>> Start Information given
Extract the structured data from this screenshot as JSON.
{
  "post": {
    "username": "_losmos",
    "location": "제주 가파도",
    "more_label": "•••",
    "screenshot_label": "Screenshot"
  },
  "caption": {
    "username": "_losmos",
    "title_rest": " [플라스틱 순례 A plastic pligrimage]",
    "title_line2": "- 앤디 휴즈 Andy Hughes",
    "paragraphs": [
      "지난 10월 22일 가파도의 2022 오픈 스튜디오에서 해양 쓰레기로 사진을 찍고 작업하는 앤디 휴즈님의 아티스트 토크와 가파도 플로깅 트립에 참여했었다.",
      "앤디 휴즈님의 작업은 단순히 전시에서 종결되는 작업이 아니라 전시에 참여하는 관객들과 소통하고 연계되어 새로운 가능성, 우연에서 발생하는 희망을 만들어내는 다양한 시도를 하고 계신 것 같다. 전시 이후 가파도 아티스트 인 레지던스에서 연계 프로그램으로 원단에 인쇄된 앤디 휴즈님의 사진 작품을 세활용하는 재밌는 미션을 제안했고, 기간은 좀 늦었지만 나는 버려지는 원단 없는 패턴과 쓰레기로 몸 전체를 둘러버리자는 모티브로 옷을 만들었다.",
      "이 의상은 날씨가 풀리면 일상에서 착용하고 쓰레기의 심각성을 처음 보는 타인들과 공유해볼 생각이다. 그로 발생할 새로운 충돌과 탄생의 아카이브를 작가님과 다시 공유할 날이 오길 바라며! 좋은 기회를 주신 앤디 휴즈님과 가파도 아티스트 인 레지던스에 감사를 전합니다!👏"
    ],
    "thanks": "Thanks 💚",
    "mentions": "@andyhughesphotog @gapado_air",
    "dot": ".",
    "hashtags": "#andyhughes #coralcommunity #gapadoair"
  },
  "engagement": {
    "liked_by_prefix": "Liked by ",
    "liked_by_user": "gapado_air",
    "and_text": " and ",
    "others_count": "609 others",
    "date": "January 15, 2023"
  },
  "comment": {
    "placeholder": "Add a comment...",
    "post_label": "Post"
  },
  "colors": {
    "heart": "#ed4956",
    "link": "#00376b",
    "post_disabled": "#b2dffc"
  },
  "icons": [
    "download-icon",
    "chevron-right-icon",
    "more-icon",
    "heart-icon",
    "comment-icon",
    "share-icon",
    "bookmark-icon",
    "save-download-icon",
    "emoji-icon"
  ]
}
>> End Information given
**To do**: Transcribe the data above in full, exactly.

**Task output**:
Extract the structured data from this screenshot as JSON.
{
  "post": {
    "username": "_losmos",
    "location": "제주 가파도",
    "more_label": "•••",
    "screenshot_label": "Screenshot"
  },
  "caption": {
    "username": "_losmos",
    "title_rest": " [플라스틱 순례 A plastic pligrimage]",
    "title_line2": "- 앤디 휴즈 Andy Hughes",
    "paragraphs": [
      "지난 10월 22일 가파도의 2022 오픈 스튜디오에서 해양 쓰레기로 사진을 찍고 작업하는 앤디 휴즈님의 아티스트 토크와 가파도 플로깅 트립에 참여했었다.",
      "앤디 휴즈님의 작업은 단순히 전시에서 종결되는 작업이 아니라 전시에 참여하는 관객들과 소통하고 연계되어 새로운 가능성, 우연에서 발생하는 희망을 만들어내는 다양한 시도를 하고 계신 것 같다. 전시 이후 가파도 아티스트 인 레지던스에서 연계 프로그램으로 원단에 인쇄된 앤디 휴즈님의 사진 작품을 세활용하는 재밌는 미션을 제안했고, 기간은 좀 늦었지만 나는 버려지는 원단 없는 패턴과 쓰레기로 몸 전체를 둘러버리자는 모티브로 옷을 만들었다.",
      "이 의상은 날씨가 풀리면 일상에서 착용하고 쓰레기의 심각성을 처음 보는 타인들과 공유해볼 생각이다. 그로 발생할 새로운 충돌과 탄생의 아카이브를 작가님과 다시 공유할 날이 오길 바라며! 좋은 기회를 주신 앤디 휴즈님과 가파도 아티스트 인 레지던스에 감사를 전합니다!👏"
    ],
    "thanks": "Thanks 💚",
    "mentions": "@andyhughesphotog @gapado_air",
    "dot": ".",
    "hashtags": "#andyhughes #coralcommunity #gapadoair"
  },
  "engagement": {
    "liked_by_prefix": "Liked by ",
    "liked_by_user": "gapado_air",
    "and_text": " and ",
    "others_count": "609 others",
    "date": "January 15, 2023"
  },
  "comment": {
    "placeholder": "Add a comment...",
    "post_label": "Post"
  },
  "colors": {
    "heart": "#ed4956",
    "link": "#00376b",
    "post_disabled": "#b2dffc"
  },
  "icons": [
    "download-icon",
    "chevron-right-icon",
    "more-icon",
    "heart-icon",
    "comment-icon",
    "share-icon",
    "bookmark-icon",
    "save-download-icon",
    "emoji-icon"
  ]
}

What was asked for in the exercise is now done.